#### EXCERPTED PASSAGE:
But that's not what's really happening. Rueff upends expectations not only about where his play is going but also about who his characters are. Early impressions of who embodies trustworthiness, arrogance, loyalty, hypocrisy, etc., are vaporized and reshaped, involving some serious and worthwhile discussions of male friendship and of religion. 

The premise is simple enough: At an industrial convention, three company men await the arrival of An Important Business Guy — their Big Kahuna, Godot, Great White Whale, maguffin, whatever. The quest/pursuit is the catalyst for three personalities to clash, mesh and re-form.

We start with the two old-timers: phlegmatic-veering-to-melancholic Phil, portrayed with quiet authority by Everett Lowe; and Jeff Monahan robustly chewing scenery as the sanguine-turning-to-choleric Larry. Lacking their humor, or humours, is young Bob, portrayed with chilling innocence (as in Mark Twain's A Mysterious Stranger) by Matt Henderson.

Claochlu is a new collaboration between Cup-A-Jo Productions and 72nd St. Films, and director Joanna Lowe expands the intimate play with live video: two camera operators (William Laszlo Holman on handheld and Bob Skwaryk on wide shot, the night I was there) probing and underlining the action. The audience watches the play from multiple angles simultaneously, and enjoys such effects as an "eternal mirror" unfolding. (Thank you, Citizen Kane.)

Often hilarious, Hospitality Suite provides a few hard kicks to the gut in a realistic setting made hyper-theatrical yet more accessible by an innovative multimedia approach.

#### EXERCISE AIM:
In the Hospitality Suite review, copy the passage word for word, starting at the words "The premise is" and ending after "mesh and re-form.".

#### RAW DATA:
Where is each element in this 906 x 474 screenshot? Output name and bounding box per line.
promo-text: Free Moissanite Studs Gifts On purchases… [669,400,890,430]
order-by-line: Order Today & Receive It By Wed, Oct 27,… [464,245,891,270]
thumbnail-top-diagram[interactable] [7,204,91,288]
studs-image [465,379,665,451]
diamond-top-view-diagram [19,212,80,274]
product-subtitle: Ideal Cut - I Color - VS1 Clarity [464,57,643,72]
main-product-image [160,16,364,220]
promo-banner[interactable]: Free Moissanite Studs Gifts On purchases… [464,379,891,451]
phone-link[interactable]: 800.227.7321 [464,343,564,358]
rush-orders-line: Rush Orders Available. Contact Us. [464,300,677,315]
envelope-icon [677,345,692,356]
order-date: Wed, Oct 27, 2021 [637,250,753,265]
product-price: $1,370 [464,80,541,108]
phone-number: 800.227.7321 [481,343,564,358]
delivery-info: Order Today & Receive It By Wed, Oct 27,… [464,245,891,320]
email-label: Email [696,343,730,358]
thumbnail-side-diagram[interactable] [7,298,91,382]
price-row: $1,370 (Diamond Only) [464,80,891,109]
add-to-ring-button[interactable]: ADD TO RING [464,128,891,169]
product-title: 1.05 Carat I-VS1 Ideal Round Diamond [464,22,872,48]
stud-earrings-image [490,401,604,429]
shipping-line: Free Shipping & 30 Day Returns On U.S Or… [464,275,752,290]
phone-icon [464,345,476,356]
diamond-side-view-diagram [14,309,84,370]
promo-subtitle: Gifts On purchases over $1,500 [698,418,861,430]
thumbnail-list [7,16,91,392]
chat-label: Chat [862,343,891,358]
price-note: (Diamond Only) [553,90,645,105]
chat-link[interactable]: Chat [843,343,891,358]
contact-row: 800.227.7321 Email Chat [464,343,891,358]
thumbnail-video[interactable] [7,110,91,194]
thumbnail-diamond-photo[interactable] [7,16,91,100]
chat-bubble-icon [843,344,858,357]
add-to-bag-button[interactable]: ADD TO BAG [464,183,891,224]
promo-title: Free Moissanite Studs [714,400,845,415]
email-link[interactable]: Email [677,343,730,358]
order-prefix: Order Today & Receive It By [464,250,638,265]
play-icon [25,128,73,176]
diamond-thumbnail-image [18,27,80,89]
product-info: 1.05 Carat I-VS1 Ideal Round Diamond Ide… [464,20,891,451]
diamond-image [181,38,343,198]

#### YOUR SOLUTION:
The premise is simple enough: At an industrial convention, three company men await the arrival of An Important Business Guy — their Big Kahuna, Godot, Great White Whale, maguffin, whatever. The quest/pursuit is the catalyst for three personalities to clash, mesh and re-form.